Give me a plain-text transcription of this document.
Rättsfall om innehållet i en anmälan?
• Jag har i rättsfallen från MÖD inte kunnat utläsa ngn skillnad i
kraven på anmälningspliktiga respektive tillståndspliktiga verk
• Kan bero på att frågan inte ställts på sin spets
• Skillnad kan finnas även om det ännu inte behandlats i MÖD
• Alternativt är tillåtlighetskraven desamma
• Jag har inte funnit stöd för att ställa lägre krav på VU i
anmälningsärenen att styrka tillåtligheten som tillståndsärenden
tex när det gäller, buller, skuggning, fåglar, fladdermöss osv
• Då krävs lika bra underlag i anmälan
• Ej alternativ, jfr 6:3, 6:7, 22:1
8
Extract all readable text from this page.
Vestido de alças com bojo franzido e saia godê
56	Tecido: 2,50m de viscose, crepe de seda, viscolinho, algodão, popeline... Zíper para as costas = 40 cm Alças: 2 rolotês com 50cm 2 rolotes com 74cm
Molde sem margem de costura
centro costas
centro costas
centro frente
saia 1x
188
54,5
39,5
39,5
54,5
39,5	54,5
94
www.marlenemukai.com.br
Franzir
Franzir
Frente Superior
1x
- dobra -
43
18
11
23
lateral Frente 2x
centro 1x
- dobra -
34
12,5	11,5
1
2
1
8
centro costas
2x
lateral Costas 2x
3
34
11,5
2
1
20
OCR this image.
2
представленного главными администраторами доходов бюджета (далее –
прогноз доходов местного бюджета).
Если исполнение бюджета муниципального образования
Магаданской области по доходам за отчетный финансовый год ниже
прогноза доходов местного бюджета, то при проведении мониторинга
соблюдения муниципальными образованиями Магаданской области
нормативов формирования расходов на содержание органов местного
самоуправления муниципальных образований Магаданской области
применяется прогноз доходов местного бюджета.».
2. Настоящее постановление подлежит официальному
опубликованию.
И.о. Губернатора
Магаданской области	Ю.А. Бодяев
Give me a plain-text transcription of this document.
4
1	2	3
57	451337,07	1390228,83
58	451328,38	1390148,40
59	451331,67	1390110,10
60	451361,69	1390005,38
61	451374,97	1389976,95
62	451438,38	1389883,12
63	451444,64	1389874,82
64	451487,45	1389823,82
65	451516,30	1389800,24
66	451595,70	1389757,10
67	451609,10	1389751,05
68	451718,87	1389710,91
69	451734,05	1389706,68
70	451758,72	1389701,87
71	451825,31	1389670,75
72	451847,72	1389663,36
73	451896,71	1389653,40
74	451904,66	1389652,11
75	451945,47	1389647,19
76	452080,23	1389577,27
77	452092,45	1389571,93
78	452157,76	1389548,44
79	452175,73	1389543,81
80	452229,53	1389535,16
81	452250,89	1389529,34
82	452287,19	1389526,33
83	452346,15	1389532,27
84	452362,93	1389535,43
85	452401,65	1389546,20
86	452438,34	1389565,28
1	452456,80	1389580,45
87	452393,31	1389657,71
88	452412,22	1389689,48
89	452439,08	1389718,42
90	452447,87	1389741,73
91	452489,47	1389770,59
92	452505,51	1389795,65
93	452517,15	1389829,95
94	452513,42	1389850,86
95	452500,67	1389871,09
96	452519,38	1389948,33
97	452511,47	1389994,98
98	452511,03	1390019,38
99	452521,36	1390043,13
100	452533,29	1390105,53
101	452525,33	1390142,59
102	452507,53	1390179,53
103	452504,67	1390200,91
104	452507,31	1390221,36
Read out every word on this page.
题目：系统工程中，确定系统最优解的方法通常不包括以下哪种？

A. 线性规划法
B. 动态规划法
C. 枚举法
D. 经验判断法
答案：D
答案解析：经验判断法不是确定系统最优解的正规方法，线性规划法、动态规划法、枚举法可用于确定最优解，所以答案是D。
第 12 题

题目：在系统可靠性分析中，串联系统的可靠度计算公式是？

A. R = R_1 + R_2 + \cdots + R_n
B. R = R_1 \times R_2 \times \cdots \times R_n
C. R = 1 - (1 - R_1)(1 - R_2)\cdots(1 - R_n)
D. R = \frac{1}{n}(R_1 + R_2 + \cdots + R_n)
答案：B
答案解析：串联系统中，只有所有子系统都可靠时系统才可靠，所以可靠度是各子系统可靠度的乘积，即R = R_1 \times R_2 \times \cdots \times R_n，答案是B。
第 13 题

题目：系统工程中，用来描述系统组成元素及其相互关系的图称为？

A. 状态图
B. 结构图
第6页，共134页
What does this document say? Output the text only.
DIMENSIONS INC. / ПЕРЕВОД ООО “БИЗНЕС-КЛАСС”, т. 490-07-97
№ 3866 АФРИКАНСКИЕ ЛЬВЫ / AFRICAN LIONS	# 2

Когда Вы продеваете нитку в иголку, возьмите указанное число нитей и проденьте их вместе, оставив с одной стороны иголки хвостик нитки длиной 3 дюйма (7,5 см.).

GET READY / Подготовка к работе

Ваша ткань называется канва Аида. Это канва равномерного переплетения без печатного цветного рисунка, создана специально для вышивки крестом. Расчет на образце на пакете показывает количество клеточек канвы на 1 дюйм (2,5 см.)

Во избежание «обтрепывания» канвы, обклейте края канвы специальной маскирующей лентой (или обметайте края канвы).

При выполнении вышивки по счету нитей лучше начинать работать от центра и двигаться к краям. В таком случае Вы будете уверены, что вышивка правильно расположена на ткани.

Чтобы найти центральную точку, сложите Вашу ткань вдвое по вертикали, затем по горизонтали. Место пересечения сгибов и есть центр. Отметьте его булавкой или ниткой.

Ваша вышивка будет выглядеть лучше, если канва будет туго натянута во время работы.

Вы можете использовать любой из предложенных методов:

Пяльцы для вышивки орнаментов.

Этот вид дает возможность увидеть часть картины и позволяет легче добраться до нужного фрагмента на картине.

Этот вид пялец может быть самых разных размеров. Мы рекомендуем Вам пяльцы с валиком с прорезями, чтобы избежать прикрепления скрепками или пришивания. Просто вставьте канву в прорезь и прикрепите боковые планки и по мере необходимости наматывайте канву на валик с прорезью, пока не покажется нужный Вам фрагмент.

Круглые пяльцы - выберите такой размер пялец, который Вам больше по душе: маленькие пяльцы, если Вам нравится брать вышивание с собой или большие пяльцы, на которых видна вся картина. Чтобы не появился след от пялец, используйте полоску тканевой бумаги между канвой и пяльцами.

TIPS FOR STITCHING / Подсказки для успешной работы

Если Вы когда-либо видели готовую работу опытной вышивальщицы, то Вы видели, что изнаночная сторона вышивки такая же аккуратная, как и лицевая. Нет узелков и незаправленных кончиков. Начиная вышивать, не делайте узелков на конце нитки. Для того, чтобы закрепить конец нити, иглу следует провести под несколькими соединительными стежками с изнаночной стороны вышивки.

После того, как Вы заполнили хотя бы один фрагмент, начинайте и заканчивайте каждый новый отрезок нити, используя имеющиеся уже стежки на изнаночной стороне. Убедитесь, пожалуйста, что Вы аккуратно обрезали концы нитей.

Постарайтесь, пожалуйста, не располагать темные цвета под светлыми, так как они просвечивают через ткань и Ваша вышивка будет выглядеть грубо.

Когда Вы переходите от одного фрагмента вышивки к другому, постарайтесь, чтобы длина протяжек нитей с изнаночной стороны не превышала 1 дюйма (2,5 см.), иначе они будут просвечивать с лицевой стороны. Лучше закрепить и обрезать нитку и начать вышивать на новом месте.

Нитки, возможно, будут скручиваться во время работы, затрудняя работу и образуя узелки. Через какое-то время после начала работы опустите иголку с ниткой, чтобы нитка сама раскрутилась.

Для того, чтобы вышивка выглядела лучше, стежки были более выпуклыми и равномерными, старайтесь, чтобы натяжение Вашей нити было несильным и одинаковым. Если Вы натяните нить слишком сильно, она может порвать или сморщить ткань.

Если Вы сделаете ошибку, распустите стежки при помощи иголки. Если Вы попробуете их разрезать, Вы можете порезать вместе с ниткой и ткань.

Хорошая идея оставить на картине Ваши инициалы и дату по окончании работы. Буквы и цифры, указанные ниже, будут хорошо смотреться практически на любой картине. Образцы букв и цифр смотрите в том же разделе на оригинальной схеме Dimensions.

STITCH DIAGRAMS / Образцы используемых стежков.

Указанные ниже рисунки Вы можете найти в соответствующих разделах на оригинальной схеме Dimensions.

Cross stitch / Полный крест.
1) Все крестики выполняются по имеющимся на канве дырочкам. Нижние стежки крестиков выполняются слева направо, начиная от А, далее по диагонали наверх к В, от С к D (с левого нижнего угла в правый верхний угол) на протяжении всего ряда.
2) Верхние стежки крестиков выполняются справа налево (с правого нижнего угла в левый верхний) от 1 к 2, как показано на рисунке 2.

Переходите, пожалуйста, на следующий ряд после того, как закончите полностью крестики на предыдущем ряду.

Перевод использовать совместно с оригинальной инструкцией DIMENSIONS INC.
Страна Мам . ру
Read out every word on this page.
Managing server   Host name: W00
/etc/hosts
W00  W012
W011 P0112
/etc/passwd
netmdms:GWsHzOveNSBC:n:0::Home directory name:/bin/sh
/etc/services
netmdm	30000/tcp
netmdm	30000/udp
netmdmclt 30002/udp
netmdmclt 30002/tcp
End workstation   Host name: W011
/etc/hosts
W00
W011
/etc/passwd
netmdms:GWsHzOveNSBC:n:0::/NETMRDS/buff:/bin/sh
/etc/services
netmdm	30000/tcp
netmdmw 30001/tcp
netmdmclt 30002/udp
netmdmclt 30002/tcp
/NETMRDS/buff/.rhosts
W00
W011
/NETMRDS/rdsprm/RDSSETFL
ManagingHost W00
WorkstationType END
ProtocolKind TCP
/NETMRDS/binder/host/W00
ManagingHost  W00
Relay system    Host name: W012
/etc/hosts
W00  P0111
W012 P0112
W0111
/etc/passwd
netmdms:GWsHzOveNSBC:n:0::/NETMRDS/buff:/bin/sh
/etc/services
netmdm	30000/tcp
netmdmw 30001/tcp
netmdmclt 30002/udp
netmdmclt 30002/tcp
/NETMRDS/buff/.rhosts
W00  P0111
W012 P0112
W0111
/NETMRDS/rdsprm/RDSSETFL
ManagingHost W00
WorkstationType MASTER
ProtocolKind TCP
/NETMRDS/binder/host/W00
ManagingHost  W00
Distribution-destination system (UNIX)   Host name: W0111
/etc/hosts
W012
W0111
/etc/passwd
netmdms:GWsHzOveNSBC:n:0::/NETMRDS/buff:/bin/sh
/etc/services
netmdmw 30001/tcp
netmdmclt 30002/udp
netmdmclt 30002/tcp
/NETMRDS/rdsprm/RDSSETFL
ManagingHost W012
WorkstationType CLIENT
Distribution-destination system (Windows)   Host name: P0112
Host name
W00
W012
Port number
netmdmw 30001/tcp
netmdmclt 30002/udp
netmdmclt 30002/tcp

________________________

* [WHAT IS REQUIRED]: Return all lines containing "оригинальной".

* [WRITTEN SOLUTION]:
Хорошая идея оставить на картине Ваши инициалы и дату по окончании работы. Буквы и цифры, указанные ниже, будут хорошо смотреться практически на любой картине. Образцы букв и цифр смотрите в том же разделе на оригинальной схеме Dimensions.
Указанные ниже рисунки Вы можете найти в соответствующих разделах на оригинальной схеме Dimensions.
Перевод использовать совместно с оригинальной инструкцией DIMENSIONS INC.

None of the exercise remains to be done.